All of the material below is to be returned exactly.
_ _ _ _ _ _ _
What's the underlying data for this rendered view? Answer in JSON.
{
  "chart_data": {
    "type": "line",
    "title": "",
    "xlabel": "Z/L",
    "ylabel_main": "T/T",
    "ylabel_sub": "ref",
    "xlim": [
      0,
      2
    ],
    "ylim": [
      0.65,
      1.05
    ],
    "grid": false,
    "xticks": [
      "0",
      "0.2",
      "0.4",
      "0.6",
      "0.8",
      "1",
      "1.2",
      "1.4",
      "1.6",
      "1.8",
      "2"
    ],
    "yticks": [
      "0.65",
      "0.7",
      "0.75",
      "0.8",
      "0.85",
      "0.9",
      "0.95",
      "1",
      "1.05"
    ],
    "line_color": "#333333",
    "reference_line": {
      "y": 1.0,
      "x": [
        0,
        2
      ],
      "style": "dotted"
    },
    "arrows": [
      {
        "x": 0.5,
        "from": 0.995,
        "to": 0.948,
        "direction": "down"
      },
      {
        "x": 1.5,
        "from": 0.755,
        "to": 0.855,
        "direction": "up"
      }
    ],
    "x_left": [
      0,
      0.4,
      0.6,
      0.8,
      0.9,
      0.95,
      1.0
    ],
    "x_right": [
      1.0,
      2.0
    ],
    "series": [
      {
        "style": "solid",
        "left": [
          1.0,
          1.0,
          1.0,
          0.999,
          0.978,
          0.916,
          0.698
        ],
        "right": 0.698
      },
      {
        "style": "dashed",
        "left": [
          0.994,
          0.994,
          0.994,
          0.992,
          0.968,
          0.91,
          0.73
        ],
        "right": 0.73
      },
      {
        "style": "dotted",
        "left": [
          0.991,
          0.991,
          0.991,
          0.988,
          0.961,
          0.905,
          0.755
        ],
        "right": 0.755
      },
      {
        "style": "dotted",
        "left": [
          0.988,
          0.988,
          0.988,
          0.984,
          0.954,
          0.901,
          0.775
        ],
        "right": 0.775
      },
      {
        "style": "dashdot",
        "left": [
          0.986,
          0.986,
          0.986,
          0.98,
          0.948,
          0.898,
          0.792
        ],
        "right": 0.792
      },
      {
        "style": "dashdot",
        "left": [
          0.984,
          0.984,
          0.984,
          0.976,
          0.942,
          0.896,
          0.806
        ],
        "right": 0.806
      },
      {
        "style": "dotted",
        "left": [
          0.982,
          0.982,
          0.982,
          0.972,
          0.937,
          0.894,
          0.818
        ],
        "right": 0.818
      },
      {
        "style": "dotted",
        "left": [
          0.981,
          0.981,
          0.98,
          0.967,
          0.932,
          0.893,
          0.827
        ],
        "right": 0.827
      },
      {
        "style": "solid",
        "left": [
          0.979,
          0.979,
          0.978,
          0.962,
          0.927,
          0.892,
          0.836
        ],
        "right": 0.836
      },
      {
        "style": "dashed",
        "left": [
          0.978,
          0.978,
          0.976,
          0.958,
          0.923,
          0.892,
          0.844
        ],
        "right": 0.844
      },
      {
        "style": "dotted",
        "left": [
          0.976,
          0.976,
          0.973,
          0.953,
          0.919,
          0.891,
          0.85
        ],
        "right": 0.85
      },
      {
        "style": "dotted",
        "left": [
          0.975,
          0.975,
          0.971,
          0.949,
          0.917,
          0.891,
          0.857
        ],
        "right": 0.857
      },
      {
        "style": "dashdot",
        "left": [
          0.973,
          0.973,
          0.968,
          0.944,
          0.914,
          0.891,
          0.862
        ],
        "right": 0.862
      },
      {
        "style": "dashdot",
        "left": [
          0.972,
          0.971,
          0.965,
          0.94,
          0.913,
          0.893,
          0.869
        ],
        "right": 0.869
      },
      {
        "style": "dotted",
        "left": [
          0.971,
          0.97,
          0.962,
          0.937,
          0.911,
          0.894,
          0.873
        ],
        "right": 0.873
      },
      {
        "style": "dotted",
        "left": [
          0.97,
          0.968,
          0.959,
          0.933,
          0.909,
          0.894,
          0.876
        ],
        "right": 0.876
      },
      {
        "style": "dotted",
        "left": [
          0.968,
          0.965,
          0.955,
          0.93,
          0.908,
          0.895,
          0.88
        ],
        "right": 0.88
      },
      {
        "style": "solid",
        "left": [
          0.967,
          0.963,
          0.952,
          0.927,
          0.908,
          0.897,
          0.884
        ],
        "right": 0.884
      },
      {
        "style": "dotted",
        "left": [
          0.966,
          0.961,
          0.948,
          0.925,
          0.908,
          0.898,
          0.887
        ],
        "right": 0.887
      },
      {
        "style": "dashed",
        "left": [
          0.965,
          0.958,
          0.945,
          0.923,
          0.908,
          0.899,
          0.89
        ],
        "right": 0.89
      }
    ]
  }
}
_ _ _ _ _ _ _
#### [CORRECT ANSWER]
What's the underlying data for this rendered view? Answer in JSON.
{
  "chart_data": {
    "type": "line",
    "title": "",
    "xlabel": "Z/L",
    "ylabel_main": "T/T",
    "ylabel_sub": "ref",
    "xlim": [
      0,
      2
    ],
    "ylim": [
      0.65,
      1.05
    ],
    "grid": false,
    "xticks": [
      "0",
      "0.2",
      "0.4",
      "0.6",
      "0.8",
      "1",
      "1.2",
      "1.4",
      "1.6",
      "1.8",
      "2"
    ],
    "yticks": [
      "0.65",
      "0.7",
      "0.75",
      "0.8",
      "0.85",
      "0.9",
      "0.95",
      "1",
      "1.05"
    ],
    "line_color": "#333333",
    "reference_line": {
      "y": 1.0,
      "x": [
        0,
        2
      ],
      "style": "dotted"
    },
    "arrows": [
      {
        "x": 0.5,
        "from": 0.995,
        "to": 0.948,
        "direction": "down"
      },
      {
        "x": 1.5,
        "from": 0.755,
        "to": 0.855,
        "direction": "up"
      }
    ],
    "x_left": [
      0,
      0.4,
      0.6,
      0.8,
      0.9,
      0.95,
      1.0
    ],
    "x_right": [
      1.0,
      2.0
    ],
    "series": [
      {
        "style": "solid",
        "left": [
          1.0,
          1.0,
          1.0,
          0.999,
          0.978,
          0.916,
          0.698
        ],
        "right": 0.698
      },
      {
        "style": "dashed",
        "left": [
          0.994,
          0.994,
          0.994,
          0.992,
          0.968,
          0.91,
          0.73
        ],
        "right": 0.73
      },
      {
        "style": "dotted",
        "left": [
          0.991,
          0.991,
          0.991,
          0.988,
          0.961,
          0.905,
          0.755
        ],
        "right": 0.755
      },
      {
        "style": "dotted",
        "left": [
          0.988,
          0.988,
          0.988,
          0.984,
          0.954,
          0.901,
          0.775
        ],
        "right": 0.775
      },
      {
        "style": "dashdot",
        "left": [
          0.986,
          0.986,
          0.986,
          0.98,
          0.948,
          0.898,
          0.792
        ],
        "right": 0.792
      },
      {
        "style": "dashdot",
        "left": [
          0.984,
          0.984,
          0.984,
          0.976,
          0.942,
          0.896,
          0.806
        ],
        "right": 0.806
      },
      {
        "style": "dotted",
        "left": [
          0.982,
          0.982,
          0.982,
          0.972,
          0.937,
          0.894,
          0.818
        ],
        "right": 0.818
      },
      {
        "style": "dotted",
        "left": [
          0.981,
          0.981,
          0.98,
          0.967,
          0.932,
          0.893,
          0.827
        ],
        "right": 0.827
      },
      {
        "style": "solid",
        "left": [
          0.979,
          0.979,
          0.978,
          0.962,
          0.927,
          0.892,
          0.836
        ],
        "right": 0.836
      },
      {
        "style": "dashed",
        "left": [
          0.978,
          0.978,
          0.976,
          0.958,
          0.923,
          0.892,
          0.844
        ],
        "right": 0.844
      },
      {
        "style": "dotted",
        "left": [
          0.976,
          0.976,
          0.973,
          0.953,
          0.919,
          0.891,
          0.85
        ],
        "right": 0.85
      },
      {
        "style": "dotted",
        "left": [
          0.975,
          0.975,
          0.971,
          0.949,
          0.917,
          0.891,
          0.857
        ],
        "right": 0.857
      },
      {
        "style": "dashdot",
        "left": [
          0.973,
          0.973,
          0.968,
          0.944,
          0.914,
          0.891,
          0.862
        ],
        "right": 0.862
      },
      {
        "style": "dashdot",
        "left": [
          0.972,
          0.971,
          0.965,
          0.94,
          0.913,
          0.893,
          0.869
        ],
        "right": 0.869
      },
      {
        "style": "dotted",
        "left": [
          0.971,
          0.97,
          0.962,
          0.937,
          0.911,
          0.894,
          0.873
        ],
        "right": 0.873
      },
      {
        "style": "dotted",
        "left": [
          0.97,
          0.968,
          0.959,
          0.933,
          0.909,
          0.894,
          0.876
        ],
        "right": 0.876
      },
      {
        "style": "dotted",
        "left": [
          0.968,
          0.965,
          0.955,
          0.93,
          0.908,
          0.895,
          0.88
        ],
        "right": 0.88
      },
      {
        "style": "solid",
        "left": [
          0.967,
          0.963,
          0.952,
          0.927,
          0.908,
          0.897,
          0.884
        ],
        "right": 0.884
      },
      {
        "style": "dotted",
        "left": [
          0.966,
          0.961,
          0.948,
          0.925,
          0.908,
          0.898,
          0.887
        ],
        "right": 0.887
      },
      {
        "style": "dashed",
        "left": [
          0.965,
          0.958,
          0.945,
          0.923,
          0.908,
          0.899,
          0.89
        ],
        "right": 0.89
      }
    ]
  }
}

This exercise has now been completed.